- [Your instructions]: From top to bottom, retype the data exactly, passing over any picture.

Excerpted records START

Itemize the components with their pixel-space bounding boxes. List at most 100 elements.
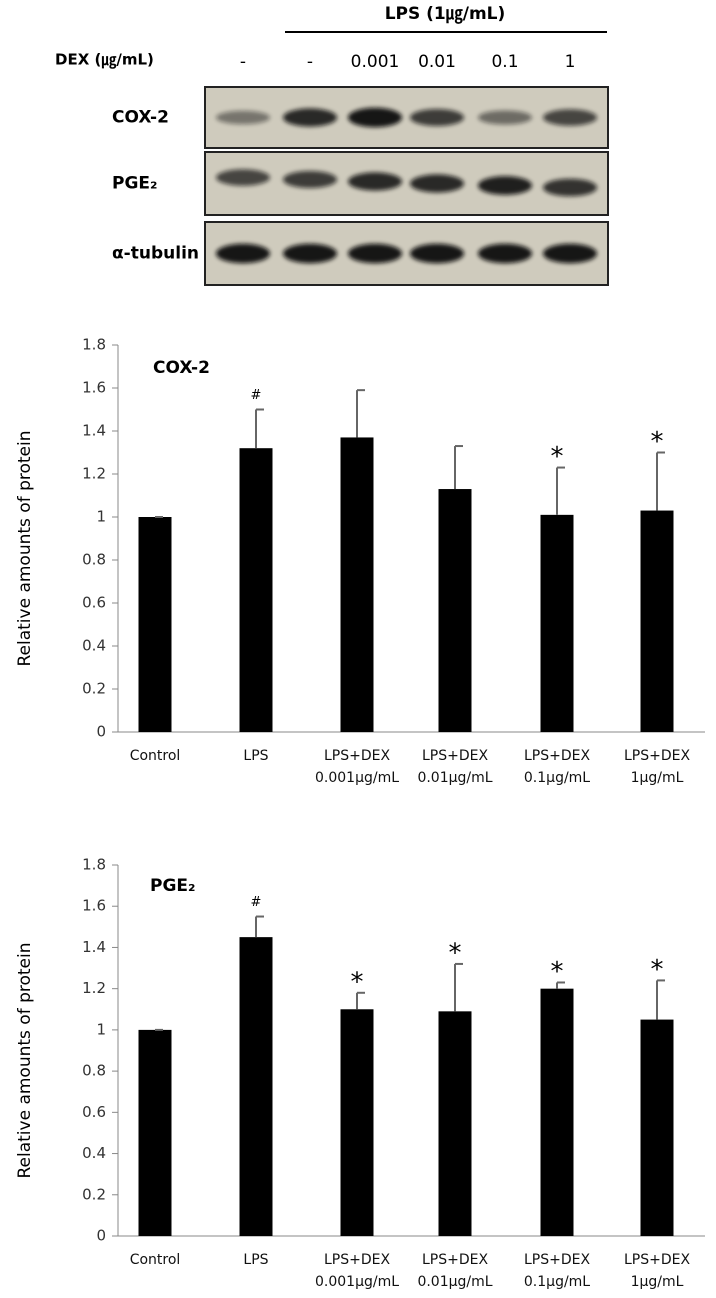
x-tick-label-line: Control (130, 1252, 181, 1268)
x-tick-label-line: 0.01μg/mL (417, 770, 492, 786)
blot-row-label: PGE₂ (112, 174, 157, 194)
x-tick-label-line: LPS+DEX (524, 748, 590, 764)
blot-band (410, 109, 464, 126)
blot-band (543, 243, 597, 264)
blot-band (216, 110, 270, 125)
x-tick-label-line: LPS (243, 748, 268, 764)
bar (340, 437, 374, 732)
x-tick-label-line: LPS+DEX (524, 1252, 590, 1268)
blot-band (216, 169, 270, 186)
blot-panel (204, 151, 609, 216)
dose-label: 1 (565, 52, 576, 72)
y-tick-label: 1 (96, 1020, 106, 1038)
significance-mark: # (251, 895, 262, 910)
significance-mark: * (651, 427, 664, 457)
blot-row-label: COX-2 (112, 108, 169, 128)
y-tick-label: 0.4 (82, 637, 106, 655)
y-tick-label: 0 (96, 1227, 106, 1245)
significance-mark: * (351, 967, 364, 997)
bar (340, 1009, 374, 1236)
blot-band (348, 107, 402, 128)
y-tick-label: 0.8 (82, 1062, 106, 1080)
x-tick-label-line: Control (130, 748, 181, 764)
dose-label: 0.1 (491, 52, 518, 72)
significance-mark: * (551, 442, 564, 472)
blot-panel (204, 221, 609, 286)
blot-band (216, 243, 270, 264)
x-tick-label-line: 1μg/mL (631, 770, 684, 786)
x-tick-label-line: 0.001μg/mL (315, 770, 399, 786)
bar (438, 489, 472, 732)
bar (640, 1019, 674, 1236)
chart-title: COX-2 (153, 358, 210, 378)
x-tick-label: LPS+DEX 0.1μg/mL (524, 748, 591, 786)
y-tick-label: 1.8 (82, 336, 106, 354)
x-tick-label: Control (130, 1252, 181, 1268)
y-axis-label: Relative amounts of protein (15, 942, 35, 1178)
y-tick-label: 1.2 (82, 465, 106, 483)
blot-row-label: α-tubulin (112, 244, 199, 264)
blot-band (283, 171, 337, 188)
x-tick-label: LPS (243, 748, 268, 764)
y-tick-label: 1.4 (82, 422, 106, 440)
x-tick-label: LPS+DEX 0.1μg/mL (524, 1252, 591, 1290)
blot-band (283, 243, 337, 264)
y-tick-label: 1.6 (82, 379, 106, 397)
x-tick-label-line: 1μg/mL (631, 1274, 684, 1290)
significance-mark: * (551, 957, 564, 987)
y-tick-label: 0.4 (82, 1144, 106, 1162)
blot-band (478, 176, 532, 195)
x-tick-label: LPS+DEX 0.01μg/mL (417, 1252, 492, 1290)
dose-label: - (307, 52, 313, 72)
blot-band (543, 178, 597, 197)
x-tick-label: LPS+DEX 0.001μg/mL (315, 748, 399, 786)
bar (540, 988, 574, 1236)
x-tick-label-line: LPS+DEX (624, 748, 690, 764)
bar (239, 448, 273, 732)
y-tick-label: 0.8 (82, 551, 106, 569)
bar (540, 514, 574, 732)
y-tick-label: 0 (96, 723, 106, 741)
chart-title: PGE₂ (150, 876, 195, 896)
bar (438, 1011, 472, 1236)
x-tick-label-line: LPS+DEX (324, 748, 390, 764)
y-axis-label: Relative amounts of protein (15, 430, 35, 666)
dex-label: DEX (㎍/mL) (55, 51, 154, 70)
x-tick-label: Control (130, 748, 181, 764)
blot-band (410, 174, 464, 193)
bar (138, 517, 172, 732)
x-tick-label-line: LPS+DEX (324, 1252, 390, 1268)
blot-band (543, 109, 597, 126)
x-tick-label: LPS+DEX 1μg/mL (624, 1252, 690, 1290)
x-tick-label: LPS (243, 1252, 268, 1268)
x-tick-label-line: LPS (243, 1252, 268, 1268)
significance-mark: * (651, 955, 664, 985)
bar (239, 937, 273, 1236)
x-tick-label-line: LPS+DEX (422, 1252, 488, 1268)
dose-label: - (240, 52, 246, 72)
bar (138, 1029, 172, 1236)
significance-mark: * (449, 938, 462, 968)
lps-label: LPS (1㎍/mL) (385, 4, 506, 25)
blot-band (478, 243, 532, 264)
y-tick-label: 1 (96, 508, 106, 526)
blot-panel (204, 86, 609, 149)
dose-label: 0.01 (418, 52, 456, 72)
x-tick-label-line: 0.01μg/mL (417, 1274, 492, 1290)
blot-band (410, 243, 464, 264)
x-tick-label: LPS+DEX 0.01μg/mL (417, 748, 492, 786)
y-tick-label: 1.2 (82, 979, 106, 997)
x-tick-label: LPS+DEX 0.001μg/mL (315, 1252, 399, 1290)
dose-label: 0.001 (351, 52, 400, 72)
blot-band (283, 108, 337, 127)
x-tick-label-line: 0.1μg/mL (524, 770, 590, 786)
blot-band (478, 110, 532, 125)
y-tick-label: 0.6 (82, 1103, 106, 1121)
x-tick-label-line: 0.1μg/mL (524, 1274, 590, 1290)
significance-mark: # (251, 388, 262, 403)
x-tick-label-line: 0.001μg/mL (315, 1274, 399, 1290)
y-tick-label: 1.4 (82, 938, 106, 956)
bar (640, 510, 674, 732)
x-tick-label-line: LPS+DEX (624, 1252, 690, 1268)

Excerpted records END

- [Result of this exercise]:
Itemize the components with their pixel-space bounding boxes. List at most 100 elements.
x-tick-label-line: Control (130, 1252, 181, 1268)
x-tick-label-line: 0.01μg/mL (417, 770, 492, 786)
blot-row-label: PGE₂ (112, 174, 157, 194)
x-tick-label-line: LPS+DEX (524, 748, 590, 764)
blot-band (410, 109, 464, 126)
blot-band (543, 243, 597, 264)
blot-band (216, 110, 270, 125)
x-tick-label-line: LPS (243, 748, 268, 764)
bar (340, 437, 374, 732)
x-tick-label-line: LPS+DEX (524, 1252, 590, 1268)
blot-band (216, 169, 270, 186)
blot-panel (204, 151, 609, 216)
dose-label: 1 (565, 52, 576, 72)
y-tick-label: 1 (96, 1020, 106, 1038)
significance-mark: # (251, 895, 262, 910)
significance-mark: * (651, 427, 664, 457)
blot-row-label: COX-2 (112, 108, 169, 128)
y-tick-label: 0.4 (82, 637, 106, 655)
y-tick-label: 0 (96, 1227, 106, 1245)
significance-mark: * (351, 967, 364, 997)
bar (340, 1009, 374, 1236)
blot-band (348, 107, 402, 128)
y-tick-label: 0.8 (82, 1062, 106, 1080)
x-tick-label-line: Control (130, 748, 181, 764)
dose-label: 0.1 (491, 52, 518, 72)
significance-mark: * (551, 442, 564, 472)
blot-panel (204, 221, 609, 286)
blot-band (216, 243, 270, 264)
x-tick-label-line: 1μg/mL (631, 770, 684, 786)
x-tick-label-line: 0.001μg/mL (315, 770, 399, 786)
bar (438, 489, 472, 732)
bar (640, 1019, 674, 1236)
chart-title: COX-2 (153, 358, 210, 378)
x-tick-label: LPS+DEX 0.1μg/mL (524, 748, 591, 786)
y-tick-label: 1.8 (82, 336, 106, 354)
x-tick-label: Control (130, 1252, 181, 1268)
y-axis-label: Relative amounts of protein (15, 942, 35, 1178)
y-tick-label: 1.2 (82, 465, 106, 483)
blot-row-label: α-tubulin (112, 244, 199, 264)
blot-band (283, 171, 337, 188)
x-tick-label: LPS (243, 748, 268, 764)
y-tick-label: 1.4 (82, 422, 106, 440)
x-tick-label: LPS+DEX 0.1μg/mL (524, 1252, 591, 1290)
blot-band (283, 243, 337, 264)
y-tick-label: 1.6 (82, 379, 106, 397)
x-tick-label-line: 1μg/mL (631, 1274, 684, 1290)
significance-mark: * (551, 957, 564, 987)
y-tick-label: 0.4 (82, 1144, 106, 1162)
blot-band (478, 176, 532, 195)
x-tick-label: LPS+DEX 0.01μg/mL (417, 1252, 492, 1290)
dose-label: - (307, 52, 313, 72)
blot-band (543, 178, 597, 197)
x-tick-label: LPS+DEX 0.001μg/mL (315, 748, 399, 786)
bar (540, 988, 574, 1236)
x-tick-label-line: LPS+DEX (624, 748, 690, 764)
bar (239, 448, 273, 732)
y-tick-label: 0.8 (82, 551, 106, 569)
bar (540, 514, 574, 732)
y-tick-label: 0 (96, 723, 106, 741)
chart-title: PGE₂ (150, 876, 195, 896)
bar (438, 1011, 472, 1236)
x-tick-label-line: LPS+DEX (324, 748, 390, 764)
y-axis-label: Relative amounts of protein (15, 430, 35, 666)
dex-label: DEX (㎍/mL) (55, 51, 154, 70)
x-tick-label: Control (130, 748, 181, 764)
blot-band (410, 174, 464, 193)
bar (138, 517, 172, 732)
x-tick-label-line: LPS+DEX (324, 1252, 390, 1268)
blot-band (543, 109, 597, 126)
x-tick-label: LPS+DEX 1μg/mL (624, 1252, 690, 1290)
x-tick-label: LPS (243, 1252, 268, 1268)
x-tick-label-line: LPS (243, 1252, 268, 1268)
significance-mark: * (651, 955, 664, 985)
bar (239, 937, 273, 1236)
x-tick-label-line: LPS+DEX (422, 1252, 488, 1268)
dose-label: - (240, 52, 246, 72)
bar (138, 1029, 172, 1236)
significance-mark: * (449, 938, 462, 968)
lps-label: LPS (1㎍/mL) (385, 4, 506, 25)
blot-band (478, 243, 532, 264)
y-tick-label: 1 (96, 508, 106, 526)
blot-panel (204, 86, 609, 149)
dose-label: 0.01 (418, 52, 456, 72)
x-tick-label-line: 0.01μg/mL (417, 1274, 492, 1290)
blot-band (410, 243, 464, 264)
x-tick-label: LPS+DEX 0.01μg/mL (417, 748, 492, 786)
y-tick-label: 1.2 (82, 979, 106, 997)
x-tick-label: LPS+DEX 0.001μg/mL (315, 1252, 399, 1290)
dose-label: 0.001 (351, 52, 400, 72)
blot-band (283, 108, 337, 127)
x-tick-label-line: 0.1μg/mL (524, 770, 590, 786)
blot-band (478, 110, 532, 125)
y-tick-label: 0.6 (82, 1103, 106, 1121)
x-tick-label-line: 0.1μg/mL (524, 1274, 590, 1290)
significance-mark: # (251, 388, 262, 403)
x-tick-label-line: 0.001μg/mL (315, 1274, 399, 1290)
y-tick-label: 1.4 (82, 938, 106, 956)
bar (640, 510, 674, 732)
x-tick-label-line: LPS+DEX (624, 1252, 690, 1268)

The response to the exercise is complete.